:: RECORDS TO USE

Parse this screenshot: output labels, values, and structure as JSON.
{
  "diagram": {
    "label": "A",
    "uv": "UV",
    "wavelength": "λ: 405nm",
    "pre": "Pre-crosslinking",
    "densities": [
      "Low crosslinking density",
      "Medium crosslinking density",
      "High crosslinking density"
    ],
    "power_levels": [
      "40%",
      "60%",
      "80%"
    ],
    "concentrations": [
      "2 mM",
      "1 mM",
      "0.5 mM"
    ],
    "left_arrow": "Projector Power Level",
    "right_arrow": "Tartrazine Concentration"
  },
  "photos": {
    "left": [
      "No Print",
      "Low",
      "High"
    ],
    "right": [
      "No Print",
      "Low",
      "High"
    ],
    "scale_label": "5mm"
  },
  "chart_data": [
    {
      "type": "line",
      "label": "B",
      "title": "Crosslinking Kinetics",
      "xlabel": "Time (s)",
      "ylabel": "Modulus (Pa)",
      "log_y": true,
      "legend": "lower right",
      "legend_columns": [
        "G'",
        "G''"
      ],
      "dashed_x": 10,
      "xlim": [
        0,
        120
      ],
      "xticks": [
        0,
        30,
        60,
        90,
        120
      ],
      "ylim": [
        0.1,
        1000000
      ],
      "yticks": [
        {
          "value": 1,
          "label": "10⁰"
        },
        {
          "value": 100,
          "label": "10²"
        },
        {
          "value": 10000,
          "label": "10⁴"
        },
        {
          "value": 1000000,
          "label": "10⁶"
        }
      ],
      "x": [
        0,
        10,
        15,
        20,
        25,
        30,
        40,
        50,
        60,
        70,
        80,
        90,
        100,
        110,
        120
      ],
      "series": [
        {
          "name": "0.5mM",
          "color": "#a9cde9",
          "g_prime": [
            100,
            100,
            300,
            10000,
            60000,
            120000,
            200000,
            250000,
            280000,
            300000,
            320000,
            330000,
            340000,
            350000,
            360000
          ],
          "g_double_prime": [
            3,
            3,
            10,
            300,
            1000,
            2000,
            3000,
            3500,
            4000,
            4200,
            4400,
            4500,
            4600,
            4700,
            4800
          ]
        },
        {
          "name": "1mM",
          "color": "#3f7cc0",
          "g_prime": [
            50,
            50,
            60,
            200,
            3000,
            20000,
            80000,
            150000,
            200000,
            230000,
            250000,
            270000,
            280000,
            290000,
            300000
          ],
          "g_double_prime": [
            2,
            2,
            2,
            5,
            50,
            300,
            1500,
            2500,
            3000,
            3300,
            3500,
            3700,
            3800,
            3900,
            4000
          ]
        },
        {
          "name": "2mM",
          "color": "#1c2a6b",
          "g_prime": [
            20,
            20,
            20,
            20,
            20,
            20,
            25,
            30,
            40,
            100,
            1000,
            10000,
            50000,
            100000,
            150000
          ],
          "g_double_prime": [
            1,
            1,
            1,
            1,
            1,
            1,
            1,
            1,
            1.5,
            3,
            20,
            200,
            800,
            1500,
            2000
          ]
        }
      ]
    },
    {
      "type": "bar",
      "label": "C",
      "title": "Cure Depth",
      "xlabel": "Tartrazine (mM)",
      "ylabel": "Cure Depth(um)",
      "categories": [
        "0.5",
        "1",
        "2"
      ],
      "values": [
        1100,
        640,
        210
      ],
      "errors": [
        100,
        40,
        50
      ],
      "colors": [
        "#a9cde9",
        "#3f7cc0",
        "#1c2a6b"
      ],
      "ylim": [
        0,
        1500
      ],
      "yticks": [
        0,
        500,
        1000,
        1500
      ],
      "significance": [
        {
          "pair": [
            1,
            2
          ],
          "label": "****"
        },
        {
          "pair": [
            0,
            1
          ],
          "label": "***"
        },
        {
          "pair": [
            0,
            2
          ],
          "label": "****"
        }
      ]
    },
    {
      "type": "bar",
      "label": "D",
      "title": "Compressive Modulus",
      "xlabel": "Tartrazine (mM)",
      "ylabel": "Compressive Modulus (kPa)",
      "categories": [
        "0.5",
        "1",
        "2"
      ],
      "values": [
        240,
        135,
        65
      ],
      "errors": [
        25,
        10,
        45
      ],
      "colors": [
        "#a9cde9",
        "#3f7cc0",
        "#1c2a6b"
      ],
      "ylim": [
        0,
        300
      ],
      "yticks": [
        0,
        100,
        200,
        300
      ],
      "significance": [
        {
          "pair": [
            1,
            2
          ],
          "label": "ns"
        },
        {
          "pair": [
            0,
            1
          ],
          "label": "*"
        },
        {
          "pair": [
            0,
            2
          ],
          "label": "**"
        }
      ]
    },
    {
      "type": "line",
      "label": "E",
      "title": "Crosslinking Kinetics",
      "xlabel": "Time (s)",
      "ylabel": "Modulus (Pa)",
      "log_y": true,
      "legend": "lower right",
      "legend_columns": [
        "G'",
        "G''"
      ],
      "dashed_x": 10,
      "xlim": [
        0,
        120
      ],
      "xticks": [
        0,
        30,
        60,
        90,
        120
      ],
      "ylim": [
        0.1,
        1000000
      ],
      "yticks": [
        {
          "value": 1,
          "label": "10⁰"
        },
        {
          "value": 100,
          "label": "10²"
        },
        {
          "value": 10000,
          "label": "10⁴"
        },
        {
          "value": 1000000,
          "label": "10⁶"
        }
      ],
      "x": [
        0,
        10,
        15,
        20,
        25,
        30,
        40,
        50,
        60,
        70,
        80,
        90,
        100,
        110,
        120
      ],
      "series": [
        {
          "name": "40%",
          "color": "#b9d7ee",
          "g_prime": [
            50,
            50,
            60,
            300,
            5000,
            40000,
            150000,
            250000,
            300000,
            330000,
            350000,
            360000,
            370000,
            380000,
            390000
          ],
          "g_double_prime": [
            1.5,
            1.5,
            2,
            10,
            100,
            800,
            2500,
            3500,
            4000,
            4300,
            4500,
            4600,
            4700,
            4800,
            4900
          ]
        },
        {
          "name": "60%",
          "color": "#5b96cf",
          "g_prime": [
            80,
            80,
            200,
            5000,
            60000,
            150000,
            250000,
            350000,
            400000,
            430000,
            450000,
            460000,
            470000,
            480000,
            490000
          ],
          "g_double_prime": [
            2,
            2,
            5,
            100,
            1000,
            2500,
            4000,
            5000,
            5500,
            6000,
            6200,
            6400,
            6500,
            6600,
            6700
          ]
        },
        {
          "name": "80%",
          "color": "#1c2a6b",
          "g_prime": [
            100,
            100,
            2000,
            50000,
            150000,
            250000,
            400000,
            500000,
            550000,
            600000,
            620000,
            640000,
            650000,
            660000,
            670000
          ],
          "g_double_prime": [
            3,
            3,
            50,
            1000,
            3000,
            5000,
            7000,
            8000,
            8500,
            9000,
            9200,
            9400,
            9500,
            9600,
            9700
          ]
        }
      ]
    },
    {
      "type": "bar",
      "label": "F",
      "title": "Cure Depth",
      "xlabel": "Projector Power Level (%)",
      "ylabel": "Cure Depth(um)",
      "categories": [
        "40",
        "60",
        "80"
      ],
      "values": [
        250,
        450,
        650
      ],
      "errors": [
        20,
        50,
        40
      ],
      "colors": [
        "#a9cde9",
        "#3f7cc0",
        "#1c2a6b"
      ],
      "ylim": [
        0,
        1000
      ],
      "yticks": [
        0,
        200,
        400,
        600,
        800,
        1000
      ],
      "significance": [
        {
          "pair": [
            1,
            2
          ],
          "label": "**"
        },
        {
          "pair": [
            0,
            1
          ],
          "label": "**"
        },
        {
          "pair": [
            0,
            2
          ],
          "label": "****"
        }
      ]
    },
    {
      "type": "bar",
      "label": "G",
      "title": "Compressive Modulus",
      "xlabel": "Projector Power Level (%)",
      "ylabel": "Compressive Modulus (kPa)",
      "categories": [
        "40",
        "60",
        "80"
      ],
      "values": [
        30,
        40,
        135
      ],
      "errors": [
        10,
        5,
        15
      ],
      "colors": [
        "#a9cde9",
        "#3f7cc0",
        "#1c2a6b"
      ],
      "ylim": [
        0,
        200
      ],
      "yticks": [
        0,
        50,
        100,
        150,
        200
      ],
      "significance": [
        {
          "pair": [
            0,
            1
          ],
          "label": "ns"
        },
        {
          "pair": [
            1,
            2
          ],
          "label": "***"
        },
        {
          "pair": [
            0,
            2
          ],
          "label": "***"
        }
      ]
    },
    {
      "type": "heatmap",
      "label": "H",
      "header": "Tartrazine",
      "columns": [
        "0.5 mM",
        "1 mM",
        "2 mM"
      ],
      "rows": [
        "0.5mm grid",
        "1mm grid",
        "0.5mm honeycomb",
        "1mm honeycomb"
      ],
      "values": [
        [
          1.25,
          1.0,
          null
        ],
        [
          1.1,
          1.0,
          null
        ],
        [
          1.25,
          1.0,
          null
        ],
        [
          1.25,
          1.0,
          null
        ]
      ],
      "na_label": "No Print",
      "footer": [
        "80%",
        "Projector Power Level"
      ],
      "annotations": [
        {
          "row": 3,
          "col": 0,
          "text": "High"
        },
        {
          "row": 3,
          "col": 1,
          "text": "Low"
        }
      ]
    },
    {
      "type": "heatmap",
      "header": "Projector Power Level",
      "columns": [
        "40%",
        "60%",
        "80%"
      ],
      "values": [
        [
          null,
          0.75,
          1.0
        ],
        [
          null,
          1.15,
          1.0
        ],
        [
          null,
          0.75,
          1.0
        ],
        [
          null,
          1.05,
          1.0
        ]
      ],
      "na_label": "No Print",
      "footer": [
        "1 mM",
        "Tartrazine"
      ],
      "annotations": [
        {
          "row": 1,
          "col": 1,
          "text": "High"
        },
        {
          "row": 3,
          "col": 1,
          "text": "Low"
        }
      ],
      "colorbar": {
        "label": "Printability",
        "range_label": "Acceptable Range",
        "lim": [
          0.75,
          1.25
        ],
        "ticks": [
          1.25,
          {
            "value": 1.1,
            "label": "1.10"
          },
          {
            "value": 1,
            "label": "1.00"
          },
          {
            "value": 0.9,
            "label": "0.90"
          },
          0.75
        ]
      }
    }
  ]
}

::::

WHAT THIS TASK INVOLVES
Identify the lines that contain the string "name", and copy every one of them.

COMPLETE RESPONSE
          "name": "0.5mM",
          "name": "1mM",
          "name": "2mM",
          "name": "40%",
          "name": "60%",
          "name": "80%",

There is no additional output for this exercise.